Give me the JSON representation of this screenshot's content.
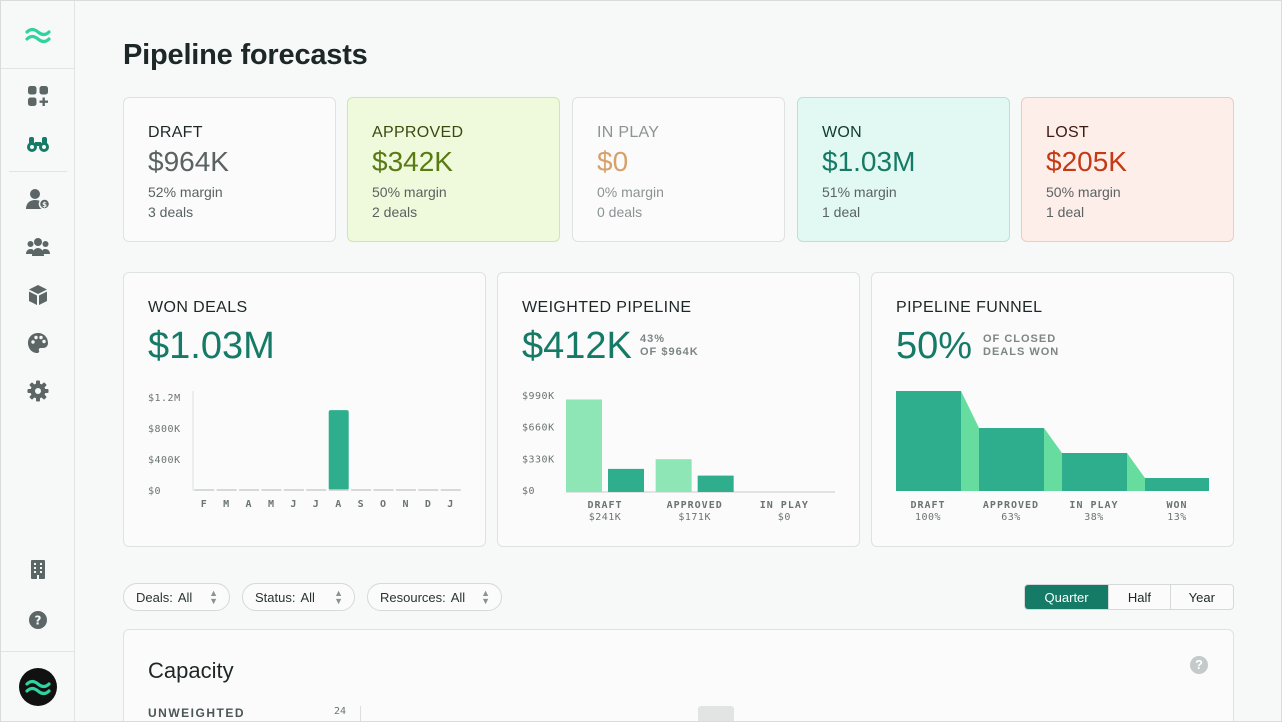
{
  "page": {
    "title": "Pipeline forecasts"
  },
  "sidebar": {
    "icons": [
      "apps-add-icon",
      "binoculars-icon",
      "user-dollar-icon",
      "team-icon",
      "box-icon",
      "palette-icon",
      "gear-icon",
      "building-icon",
      "help-icon"
    ],
    "accent": "#2fbf8f"
  },
  "stats": [
    {
      "label": "DRAFT",
      "value": "$964K",
      "margin": "52% margin",
      "deals": "3 deals"
    },
    {
      "label": "APPROVED",
      "value": "$342K",
      "margin": "50% margin",
      "deals": "2 deals"
    },
    {
      "label": "IN PLAY",
      "value": "$0",
      "margin": "0% margin",
      "deals": "0 deals"
    },
    {
      "label": "WON",
      "value": "$1.03M",
      "margin": "51% margin",
      "deals": "1 deal"
    },
    {
      "label": "LOST",
      "value": "$205K",
      "margin": "50% margin",
      "deals": "1 deal"
    }
  ],
  "won_card": {
    "title": "WON DEALS",
    "value": "$1.03M"
  },
  "weighted_card": {
    "title": "WEIGHTED PIPELINE",
    "value": "$412K",
    "note_line1": "43%",
    "note_line2": "OF $964K"
  },
  "funnel_card": {
    "title": "PIPELINE FUNNEL",
    "value": "50%",
    "note_line1": "OF CLOSED",
    "note_line2": "DEALS WON"
  },
  "chart_data": [
    {
      "type": "bar",
      "title": "WON DEALS",
      "categories": [
        "F",
        "M",
        "A",
        "M",
        "J",
        "J",
        "A",
        "S",
        "O",
        "N",
        "D",
        "J"
      ],
      "values": [
        0,
        0,
        0,
        0,
        0,
        0,
        1030000,
        0,
        0,
        0,
        0,
        0
      ],
      "yticks": [
        "$0",
        "$400K",
        "$800K",
        "$1.2M"
      ],
      "ylim": [
        0,
        1200000
      ],
      "color": "#2fae8e"
    },
    {
      "type": "bar",
      "title": "WEIGHTED PIPELINE",
      "categories": [
        "DRAFT",
        "APPROVED",
        "IN PLAY"
      ],
      "category_values": [
        "$241K",
        "$171K",
        "$0"
      ],
      "series": [
        {
          "values": [
            964000,
            342000,
            0
          ],
          "color": "#8ee6b6"
        },
        {
          "values": [
            241000,
            171000,
            0
          ],
          "color": "#2fae8e"
        }
      ],
      "yticks": [
        "$0",
        "$330K",
        "$660K",
        "$990K"
      ],
      "ylim": [
        0,
        990000
      ]
    },
    {
      "type": "area",
      "title": "PIPELINE FUNNEL",
      "categories": [
        "DRAFT",
        "APPROVED",
        "IN PLAY",
        "WON"
      ],
      "percent_labels": [
        "100%",
        "63%",
        "38%",
        "13%"
      ],
      "values": [
        100,
        63,
        38,
        13
      ],
      "color": "#2fae8e",
      "connector_color": "#66dd9e"
    }
  ],
  "filters": [
    {
      "key": "Deals:",
      "value": "All"
    },
    {
      "key": "Status:",
      "value": "All"
    },
    {
      "key": "Resources:",
      "value": "All"
    }
  ],
  "period": {
    "options": [
      "Quarter",
      "Half",
      "Year"
    ],
    "selected": "Quarter"
  },
  "capacity": {
    "title": "Capacity",
    "row_label": "UNWEIGHTED",
    "tick": "24"
  }
}
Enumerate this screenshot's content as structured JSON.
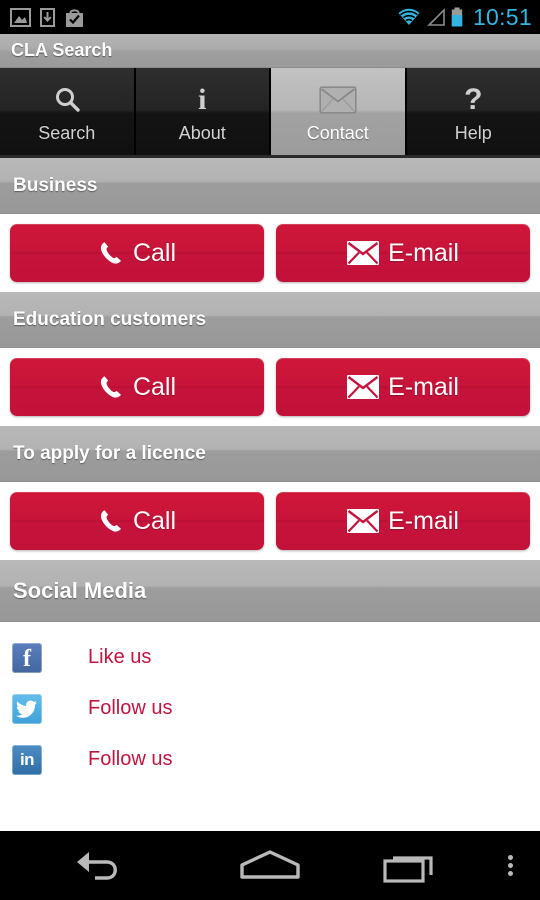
{
  "statusbar": {
    "icons": [
      "image-icon",
      "download-icon",
      "play-store-bag-icon"
    ],
    "right_icons": [
      "wifi-icon",
      "signal-icon",
      "battery-icon"
    ],
    "clock": "10:51",
    "clock_color": "#30b6e0"
  },
  "titlebar": {
    "title": "CLA Search"
  },
  "tabs": [
    {
      "label": "Search",
      "icon": "search-icon",
      "selected": false
    },
    {
      "label": "About",
      "icon": "info-icon",
      "selected": false
    },
    {
      "label": "Contact",
      "icon": "envelope-icon",
      "selected": true
    },
    {
      "label": "Help",
      "icon": "question-icon",
      "selected": false
    }
  ],
  "sections": [
    {
      "header": "Business",
      "buttons": [
        {
          "label": "Call",
          "icon": "phone-icon"
        },
        {
          "label": "E-mail",
          "icon": "envelope-icon"
        }
      ]
    },
    {
      "header": "Education customers",
      "buttons": [
        {
          "label": "Call",
          "icon": "phone-icon"
        },
        {
          "label": "E-mail",
          "icon": "envelope-icon"
        }
      ]
    },
    {
      "header": "To apply for a licence",
      "buttons": [
        {
          "label": "Call",
          "icon": "phone-icon"
        },
        {
          "label": "E-mail",
          "icon": "envelope-icon"
        }
      ]
    }
  ],
  "social": {
    "header": "Social Media",
    "items": [
      {
        "label": "Like us",
        "icon": "facebook-icon",
        "color": "#4a6eab"
      },
      {
        "label": "Follow us",
        "icon": "twitter-icon",
        "color": "#4fb0e2"
      },
      {
        "label": "Follow us",
        "icon": "linkedin-icon",
        "color": "#3b7cb5"
      }
    ]
  },
  "navbar": {
    "buttons": [
      "back-icon",
      "home-icon",
      "recents-icon",
      "overflow-menu-icon"
    ]
  },
  "colors": {
    "brand_red": "#c8143a",
    "link_red": "#c01540",
    "header_gray": "#aaaaaa",
    "accent_blue": "#30b6e0"
  }
}
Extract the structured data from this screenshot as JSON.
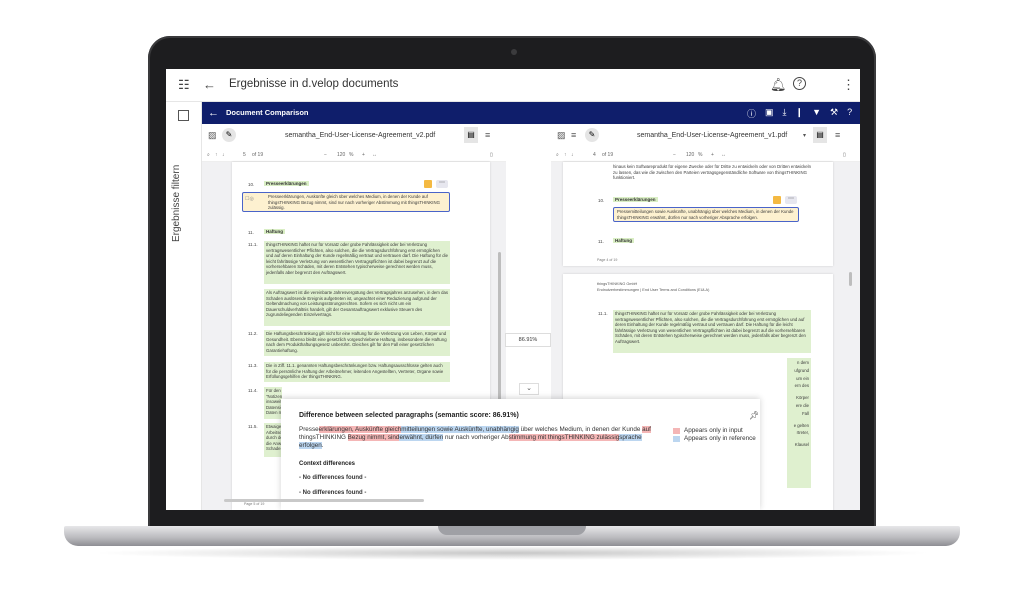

+--

Stated problem ::
Copy all the records above exactly, but leave out the pictures.

Output of the task ::
Give me the JSON representation of this screenshot's content.
{
  "page": {
    "title": "Pipeline forecasts"
  },
  "sidebar": {
    "icons": [
      "apps-add-icon",
      "binoculars-icon",
      "user-dollar-icon",
      "team-icon",
      "box-icon",
      "palette-icon",
      "gear-icon",
      "building-icon",
      "help-icon"
    ],
    "accent": "#2fbf8f"
  },
  "stats": [
    {
      "label": "DRAFT",
      "value": "$964K",
      "margin": "52% margin",
      "deals": "3 deals"
    },
    {
      "label": "APPROVED",
      "value": "$342K",
      "margin": "50% margin",
      "deals": "2 deals"
    },
    {
      "label": "IN PLAY",
      "value": "$0",
      "margin": "0% margin",
      "deals": "0 deals"
    },
    {
      "label": "WON",
      "value": "$1.03M",
      "margin": "51% margin",
      "deals": "1 deal"
    },
    {
      "label": "LOST",
      "value": "$205K",
      "margin": "50% margin",
      "deals": "1 deal"
    }
  ],
  "won_card": {
    "title": "WON DEALS",
    "value": "$1.03M"
  },
  "weighted_card": {
    "title": "WEIGHTED PIPELINE",
    "value": "$412K",
    "note_line1": "43%",
    "note_line2": "OF $964K"
  },
  "funnel_card": {
    "title": "PIPELINE FUNNEL",
    "value": "50%",
    "note_line1": "OF CLOSED",
    "note_line2": "DEALS WON"
  },
  "chart_data": [
    {
      "type": "bar",
      "title": "WON DEALS",
      "categories": [
        "F",
        "M",
        "A",
        "M",
        "J",
        "J",
        "A",
        "S",
        "O",
        "N",
        "D",
        "J"
      ],
      "values": [
        0,
        0,
        0,
        0,
        0,
        0,
        1030000,
        0,
        0,
        0,
        0,
        0
      ],
      "yticks": [
        "$0",
        "$400K",
        "$800K",
        "$1.2M"
      ],
      "ylim": [
        0,
        1200000
      ],
      "color": "#2fae8e"
    },
    {
      "type": "bar",
      "title": "WEIGHTED PIPELINE",
      "categories": [
        "DRAFT",
        "APPROVED",
        "IN PLAY"
      ],
      "category_values": [
        "$241K",
        "$171K",
        "$0"
      ],
      "series": [
        {
          "values": [
            964000,
            342000,
            0
          ],
          "color": "#8ee6b6"
        },
        {
          "values": [
            241000,
            171000,
            0
          ],
          "color": "#2fae8e"
        }
      ],
      "yticks": [
        "$0",
        "$330K",
        "$660K",
        "$990K"
      ],
      "ylim": [
        0,
        990000
      ]
    },
    {
      "type": "area",
      "title": "PIPELINE FUNNEL",
      "categories": [
        "DRAFT",
        "APPROVED",
        "IN PLAY",
        "WON"
      ],
      "percent_labels": [
        "100%",
        "63%",
        "38%",
        "13%"
      ],
      "values": [
        100,
        63,
        38,
        13
      ],
      "color": "#2fae8e",
      "connector_color": "#66dd9e"
    }
  ],
  "filters": [
    {
      "key": "Deals:",
      "value": "All"
    },
    {
      "key": "Status:",
      "value": "All"
    },
    {
      "key": "Resources:",
      "value": "All"
    }
  ],
  "period": {
    "options": [
      "Quarter",
      "Half",
      "Year"
    ],
    "selected": "Quarter"
  },
  "capacity": {
    "title": "Capacity",
    "row_label": "UNWEIGHTED",
    "tick": "24"
  }
}
Enumerate this screenshot's content as structured JSON.
{
  "statusbar": {
    "icons": [
      "image-icon",
      "download-icon",
      "play-store-bag-icon"
    ],
    "right_icons": [
      "wifi-icon",
      "signal-icon",
      "battery-icon"
    ],
    "clock": "10:51",
    "clock_color": "#30b6e0"
  },
  "titlebar": {
    "title": "CLA Search"
  },
  "tabs": [
    {
      "label": "Search",
      "icon": "search-icon",
      "selected": false
    },
    {
      "label": "About",
      "icon": "info-icon",
      "selected": false
    },
    {
      "label": "Contact",
      "icon": "envelope-icon",
      "selected": true
    },
    {
      "label": "Help",
      "icon": "question-icon",
      "selected": false
    }
  ],
  "sections": [
    {
      "header": "Business",
      "buttons": [
        {
          "label": "Call",
          "icon": "phone-icon"
        },
        {
          "label": "E-mail",
          "icon": "envelope-icon"
        }
      ]
    },
    {
      "header": "Education customers",
      "buttons": [
        {
          "label": "Call",
          "icon": "phone-icon"
        },
        {
          "label": "E-mail",
          "icon": "envelope-icon"
        }
      ]
    },
    {
      "header": "To apply for a licence",
      "buttons": [
        {
          "label": "Call",
          "icon": "phone-icon"
        },
        {
          "label": "E-mail",
          "icon": "envelope-icon"
        }
      ]
    }
  ],
  "social": {
    "header": "Social Media",
    "items": [
      {
        "label": "Like us",
        "icon": "facebook-icon",
        "color": "#4a6eab"
      },
      {
        "label": "Follow us",
        "icon": "twitter-icon",
        "color": "#4fb0e2"
      },
      {
        "label": "Follow us",
        "icon": "linkedin-icon",
        "color": "#3b7cb5"
      }
    ]
  },
  "navbar": {
    "buttons": [
      "back-icon",
      "home-icon",
      "recents-icon",
      "overflow-menu-icon"
    ]
  },
  "colors": {
    "brand_red": "#c8143a",
    "link_red": "#c01540",
    "header_gray": "#aaaaaa",
    "accent_blue": "#30b6e0"
  }
}
Extract the structured data from this screenshot as JSON.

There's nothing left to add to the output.